REQUEST » Provide the number of lines where the word "растений" occurs, and no other text.

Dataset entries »
......

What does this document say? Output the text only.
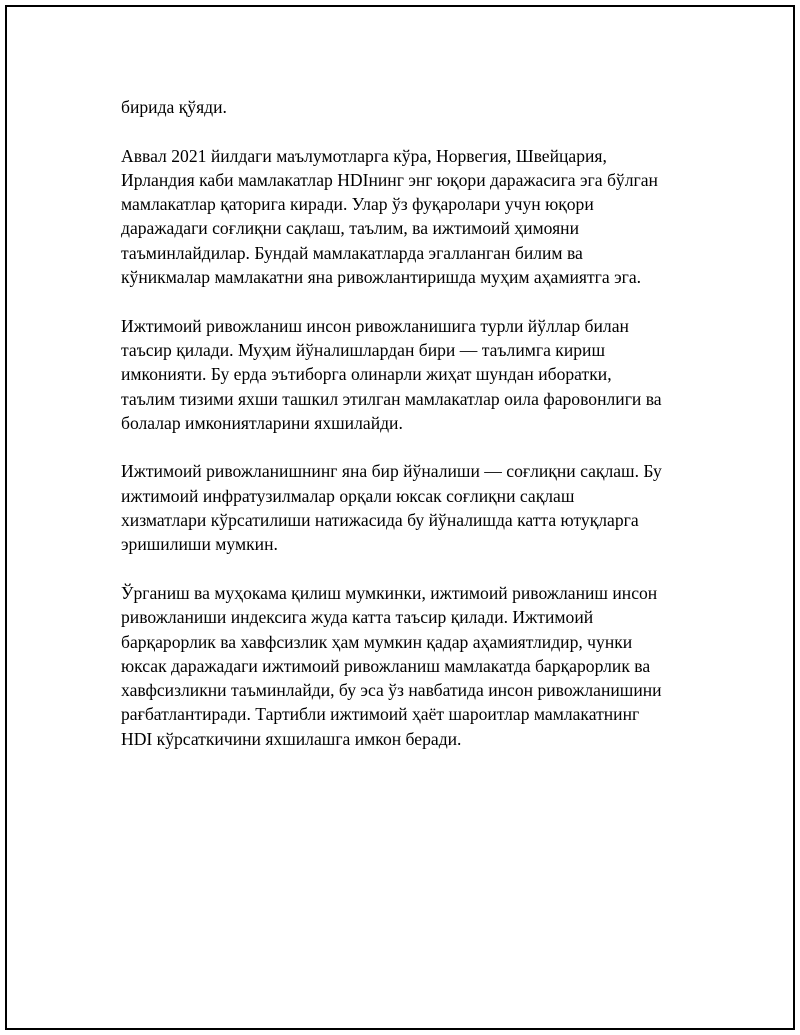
бирида қўяди.

Аввал 2021 йилдаги маълумотларга кўра, Норвегия, Швейцария,
Ирландия каби мамлакатлар HDIнинг энг юқори даражасига эга бўлган
мамлакатлар қаторига киради. Улар ўз фуқаролари учун юқори
даражадаги соғлиқни сақлаш, таълим, ва ижтимоий ҳимояни
таъминлайдилар. Бундай мамлакатларда эгалланган билим ва
кўникмалар мамлакатни яна ривожлантиришда муҳим аҳамиятга эга.

Ижтимоий ривожланиш инсон ривожланишига турли йўллар билан
таъсир қилади. Муҳим йўналишлардан бири — таълимга кириш
имконияти. Бу ерда эътиборга олинарли жиҳат шундан иборатки,
таълим тизими яхши ташкил этилган мамлакатлар оила фаровонлиги ва
болалар имкониятларини яхшилайди.

Ижтимоий ривожланишнинг яна бир йўналиши — соғлиқни сақлаш. Бу
ижтимоий инфратузилмалар орқали юксак соғлиқни сақлаш
хизматлари кўрсатилиши натижасида бу йўналишда катта ютуқларга
эришилиши мумкин.

Ўрганиш ва муҳокама қилиш мумкинки, ижтимоий ривожланиш инсон
ривожланиши индексига жуда катта таъсир қилади. Ижтимоий
барқарорлик ва хавфсизлик ҳам мумкин қадар аҳамиятлидир, чунки
юксак даражадаги ижтимоий ривожланиш мамлакатда барқарорлик ва
хавфсизликни таъминлайди, бу эса ўз навбатида инсон ривожланишини
рағбатлантиради. Тартибли ижтимоий ҳаёт шароитлар мамлакатнинг
HDI кўрсаткичини яхшилашга имкон беради.
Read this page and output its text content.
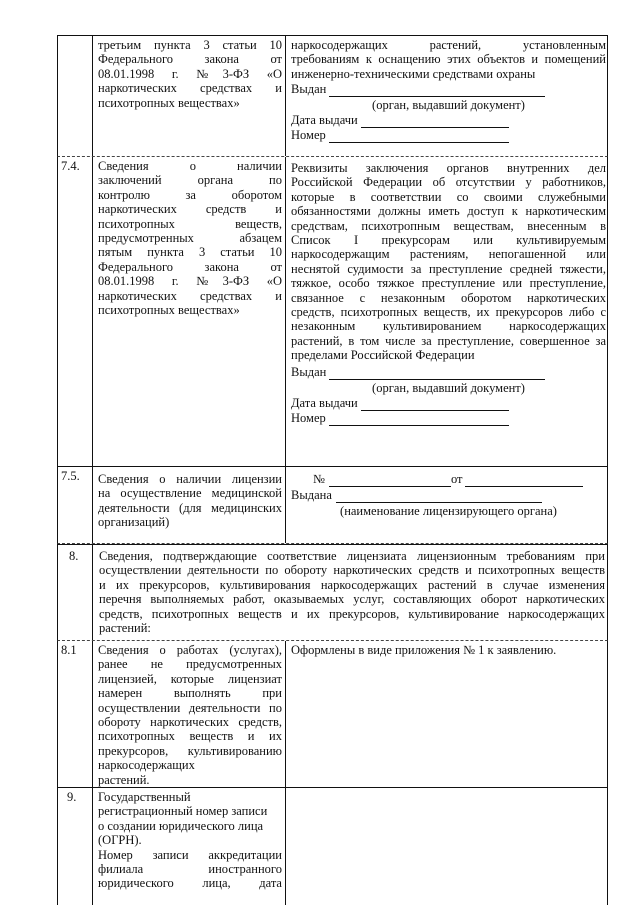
третьим пункта 3 статьи 10
Федерального закона от
08.01.1998 г. №3-ФЗ «О
наркотических средствах и
психотропных веществах»
наркосодержащих растений, установленным
требованиям к оснащению этих объектов и помещений
инженерно-техническими средствами охраны
Выдан
(орган, выдавший документ)
Дата выдачи
Номер
7.4. Сведения о наличии
заключений органа по
контролю за оборотом
наркотических средств и
психотропных веществ,
предусмотренных абзацем
пятым пункта 3 статьи 10
Федерального закона от
08.01.1998 г. №3-ФЗ «О
наркотических средствах и
психотропных веществах»
Реквизиты заключения органов внутренних дел
Российской Федерации об отсутствии у работников,
которые в соответствии со своими служебными
обязанностями должны иметь доступ к наркотическим
средствам, психотропным веществам, внесенным в
Список I прекурсорам или культивируемым
наркосодержащим растениям, непогашенной или
неснятой судимости за преступление средней тяжести,
тяжкое, особо тяжкое преступление или преступление,
связанное с незаконным оборотом наркотических
средств, психотропных веществ, их прекурсоров либо с
незаконным культивированием наркосодержащих
растений, в том числе за преступление, совершенное за
пределами Российской Федерации
Выдан
(орган, выдавший документ)
Дата выдачи
Номер
7.5. Сведения о наличии лицензии
на осуществление медицинской
деятельности (для медицинских
организаций)
№	от
Выдана
(наименование лицензирующего органа)
8. Сведения, подтверждающие соответствие лицензиата лицензионным требованиям при
осуществлении деятельности по обороту наркотических средств и психотропных веществ
и их прекурсоров, культивирования наркосодержащих растений в случае изменения
перечня выполняемых работ, оказываемых услуг, составляющих оборот наркотических
средств, психотропных веществ и их прекурсоров, культивирование наркосодержащих
растений:
8.1 Сведения о работах (услугах),
ранее не предусмотренных
лицензией, которые лицензиат
намерен выполнять при
осуществлении деятельности по
обороту наркотических средств,
психотропных веществ и их
прекурсоров, культивированию
наркосодержащих
растений.
Оформлены в виде приложения № 1 к заявлению.
9. Государственный
регистрационный номер записи
о создании юридического лица
(ОГРН).
Номер записи аккредитации
филиала иностранного
юридического лица, дата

......

OUTPUT FOR THIS TASK » 5